- [WRITTEN INSTRUCTION]
Below is a listing to transcribe in full and exactly; keep the pictures out.

- [INPUT RECORDS]

* * * * *

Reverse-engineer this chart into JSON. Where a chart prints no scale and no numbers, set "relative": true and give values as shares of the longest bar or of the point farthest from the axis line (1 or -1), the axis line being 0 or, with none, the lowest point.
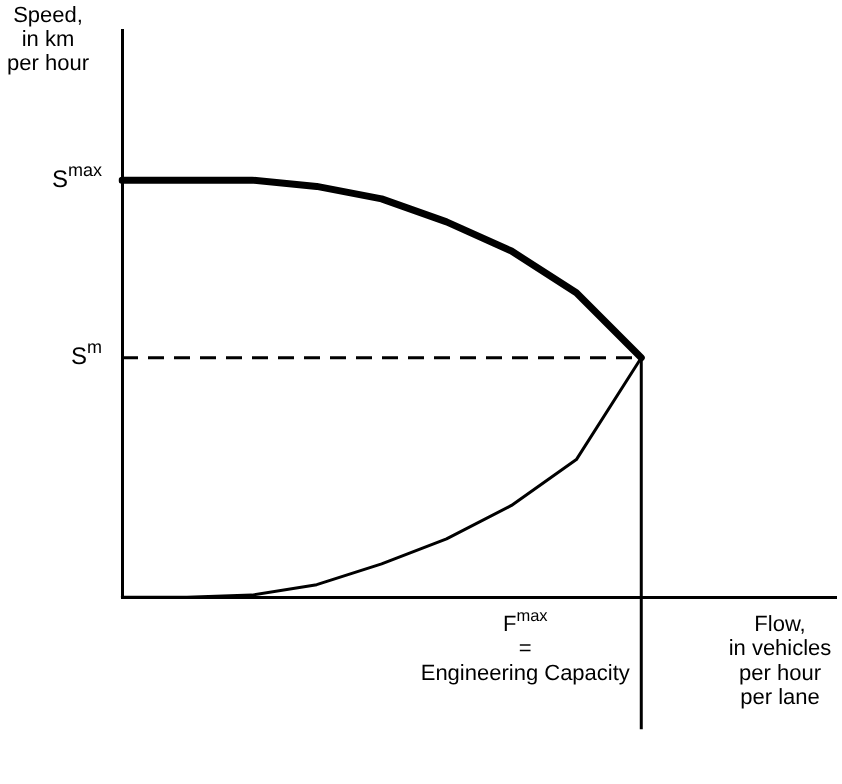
{
  "chart_data": {
    "type": "line",
    "relative": true,
    "xlabel": "Flow,\nin vehicles\nper hour\nper lane",
    "ylabel": "Speed,\nin km\nper hour",
    "categories": [
      null,
      null,
      null,
      null,
      null,
      null,
      null,
      null,
      null,
      null,
      null,
      null
    ],
    "ylim": [
      0,
      1.36
    ],
    "legend": false,
    "grid": false,
    "marker": "none",
    "series": [
      {
        "color": "#000000",
        "values": [
          1,
          1,
          1,
          0.985,
          0.955,
          0.9,
          0.83,
          0.73,
          0.574,
          null,
          null,
          null
        ]
      },
      {
        "color": "#000000",
        "values": [
          0,
          0,
          0.005,
          0.03,
          0.08,
          0.14,
          0.22,
          0.33,
          0.574,
          null,
          null,
          null
        ]
      }
    ],
    "ref_lines": [
      {
        "axis": "y",
        "value": 0.574,
        "label": "S$^{m}$",
        "line_style": "dashed",
        "color": "#000000"
      },
      {
        "axis": "x",
        "label": "F$^{max}$\n=\nEngineering Capacity",
        "color": "#000000"
      }
    ],
    "annotations": [
      "S$^{max}$"
    ]
  }
}
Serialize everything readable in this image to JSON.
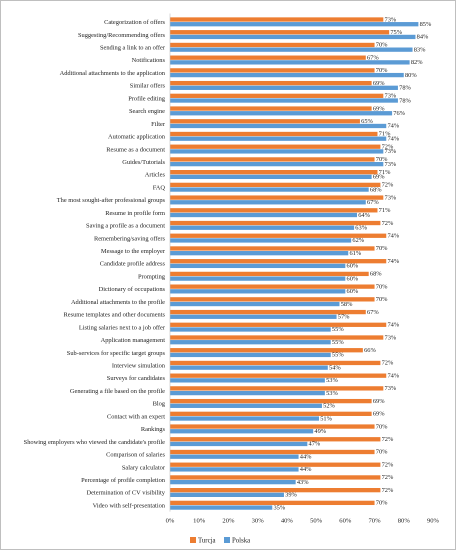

* * * * *

- [WRITTEN SOLUTION]
Reverse-engineer this chart into JSON. Where a chart prints no scale and no numbers, set "relative": true and give values as shares of the longest bar or of the point farthest from the axis line (1 or -1), the axis line being 0 or, with none, the lowest point.
{
  "chart_data": {
    "type": "line",
    "relative": true,
    "xlabel": "Flow,\nin vehicles\nper hour\nper lane",
    "ylabel": "Speed,\nin km\nper hour",
    "categories": [
      null,
      null,
      null,
      null,
      null,
      null,
      null,
      null,
      null,
      null,
      null,
      null
    ],
    "ylim": [
      0,
      1.36
    ],
    "legend": false,
    "grid": false,
    "marker": "none",
    "series": [
      {
        "color": "#000000",
        "values": [
          1,
          1,
          1,
          0.985,
          0.955,
          0.9,
          0.83,
          0.73,
          0.574,
          null,
          null,
          null
        ]
      },
      {
        "color": "#000000",
        "values": [
          0,
          0,
          0.005,
          0.03,
          0.08,
          0.14,
          0.22,
          0.33,
          0.574,
          null,
          null,
          null
        ]
      }
    ],
    "ref_lines": [
      {
        "axis": "y",
        "value": 0.574,
        "label": "S$^{m}$",
        "line_style": "dashed",
        "color": "#000000"
      },
      {
        "axis": "x",
        "label": "F$^{max}$\n=\nEngineering Capacity",
        "color": "#000000"
      }
    ],
    "annotations": [
      "S$^{max}$"
    ]
  }
}
Serialize everything readable in this image to JSON.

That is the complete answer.